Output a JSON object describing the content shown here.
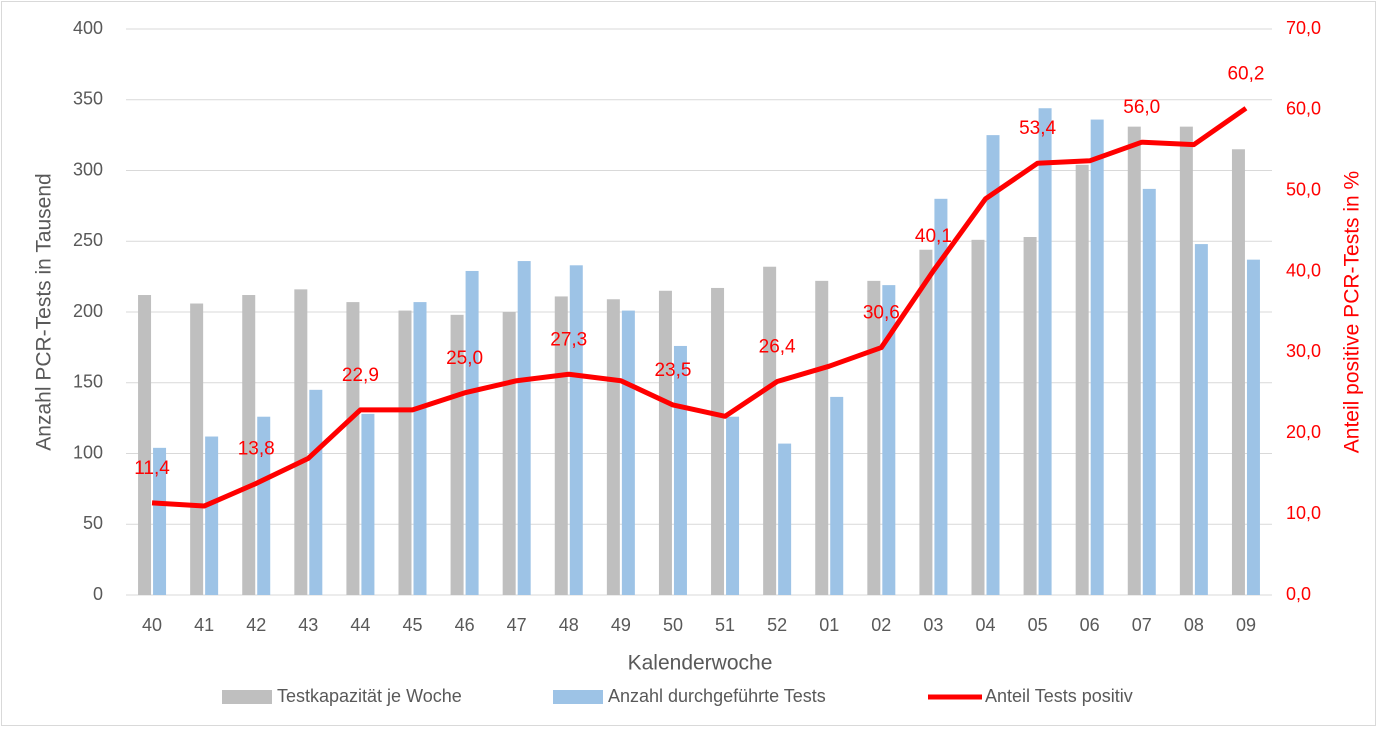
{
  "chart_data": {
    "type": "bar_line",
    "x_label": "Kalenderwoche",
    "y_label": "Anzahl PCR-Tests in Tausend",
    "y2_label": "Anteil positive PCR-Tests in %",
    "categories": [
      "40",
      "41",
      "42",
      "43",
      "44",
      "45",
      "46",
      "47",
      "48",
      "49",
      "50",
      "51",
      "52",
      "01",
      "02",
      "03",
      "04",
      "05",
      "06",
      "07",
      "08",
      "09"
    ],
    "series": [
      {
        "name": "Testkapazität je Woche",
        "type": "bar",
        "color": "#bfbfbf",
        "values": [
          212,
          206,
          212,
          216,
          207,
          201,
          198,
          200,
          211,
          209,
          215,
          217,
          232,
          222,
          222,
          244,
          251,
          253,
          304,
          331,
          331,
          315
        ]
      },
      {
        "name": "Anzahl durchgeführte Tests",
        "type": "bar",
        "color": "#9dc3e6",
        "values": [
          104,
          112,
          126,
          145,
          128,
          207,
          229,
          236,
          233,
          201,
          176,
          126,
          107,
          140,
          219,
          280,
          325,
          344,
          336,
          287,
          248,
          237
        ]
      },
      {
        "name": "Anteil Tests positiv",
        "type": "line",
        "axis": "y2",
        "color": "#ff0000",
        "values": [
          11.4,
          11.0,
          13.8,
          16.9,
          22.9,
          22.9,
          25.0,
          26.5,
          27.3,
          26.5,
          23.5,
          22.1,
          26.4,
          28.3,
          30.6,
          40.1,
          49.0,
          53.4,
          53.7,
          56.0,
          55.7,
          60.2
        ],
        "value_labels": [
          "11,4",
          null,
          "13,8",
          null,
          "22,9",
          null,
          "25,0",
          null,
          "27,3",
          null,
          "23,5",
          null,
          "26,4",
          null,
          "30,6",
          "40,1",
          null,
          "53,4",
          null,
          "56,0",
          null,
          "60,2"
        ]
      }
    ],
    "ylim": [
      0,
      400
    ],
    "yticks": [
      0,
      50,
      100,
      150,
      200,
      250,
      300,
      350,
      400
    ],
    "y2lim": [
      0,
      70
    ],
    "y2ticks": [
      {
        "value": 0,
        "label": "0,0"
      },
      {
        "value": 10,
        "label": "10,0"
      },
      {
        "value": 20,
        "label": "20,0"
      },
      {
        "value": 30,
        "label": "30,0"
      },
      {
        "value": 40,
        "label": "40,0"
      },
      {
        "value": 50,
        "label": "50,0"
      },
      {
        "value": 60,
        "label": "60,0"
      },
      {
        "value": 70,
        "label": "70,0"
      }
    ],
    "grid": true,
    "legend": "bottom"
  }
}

Exercise: Could you repeat all of the material exactly? Pictures should not be copied.

The output:
Output a JSON object describing the content shown here.
{
  "chart_data": {
    "type": "bar_line",
    "x_label": "Kalenderwoche",
    "y_label": "Anzahl PCR-Tests in Tausend",
    "y2_label": "Anteil positive PCR-Tests in %",
    "categories": [
      "40",
      "41",
      "42",
      "43",
      "44",
      "45",
      "46",
      "47",
      "48",
      "49",
      "50",
      "51",
      "52",
      "01",
      "02",
      "03",
      "04",
      "05",
      "06",
      "07",
      "08",
      "09"
    ],
    "series": [
      {
        "name": "Testkapazität je Woche",
        "type": "bar",
        "color": "#bfbfbf",
        "values": [
          212,
          206,
          212,
          216,
          207,
          201,
          198,
          200,
          211,
          209,
          215,
          217,
          232,
          222,
          222,
          244,
          251,
          253,
          304,
          331,
          331,
          315
        ]
      },
      {
        "name": "Anzahl durchgeführte Tests",
        "type": "bar",
        "color": "#9dc3e6",
        "values": [
          104,
          112,
          126,
          145,
          128,
          207,
          229,
          236,
          233,
          201,
          176,
          126,
          107,
          140,
          219,
          280,
          325,
          344,
          336,
          287,
          248,
          237
        ]
      },
      {
        "name": "Anteil Tests positiv",
        "type": "line",
        "axis": "y2",
        "color": "#ff0000",
        "values": [
          11.4,
          11.0,
          13.8,
          16.9,
          22.9,
          22.9,
          25.0,
          26.5,
          27.3,
          26.5,
          23.5,
          22.1,
          26.4,
          28.3,
          30.6,
          40.1,
          49.0,
          53.4,
          53.7,
          56.0,
          55.7,
          60.2
        ],
        "value_labels": [
          "11,4",
          null,
          "13,8",
          null,
          "22,9",
          null,
          "25,0",
          null,
          "27,3",
          null,
          "23,5",
          null,
          "26,4",
          null,
          "30,6",
          "40,1",
          null,
          "53,4",
          null,
          "56,0",
          null,
          "60,2"
        ]
      }
    ],
    "ylim": [
      0,
      400
    ],
    "yticks": [
      0,
      50,
      100,
      150,
      200,
      250,
      300,
      350,
      400
    ],
    "y2lim": [
      0,
      70
    ],
    "y2ticks": [
      {
        "value": 0,
        "label": "0,0"
      },
      {
        "value": 10,
        "label": "10,0"
      },
      {
        "value": 20,
        "label": "20,0"
      },
      {
        "value": 30,
        "label": "30,0"
      },
      {
        "value": 40,
        "label": "40,0"
      },
      {
        "value": 50,
        "label": "50,0"
      },
      {
        "value": 60,
        "label": "60,0"
      },
      {
        "value": 70,
        "label": "70,0"
      }
    ],
    "grid": true,
    "legend": "bottom"
  }
}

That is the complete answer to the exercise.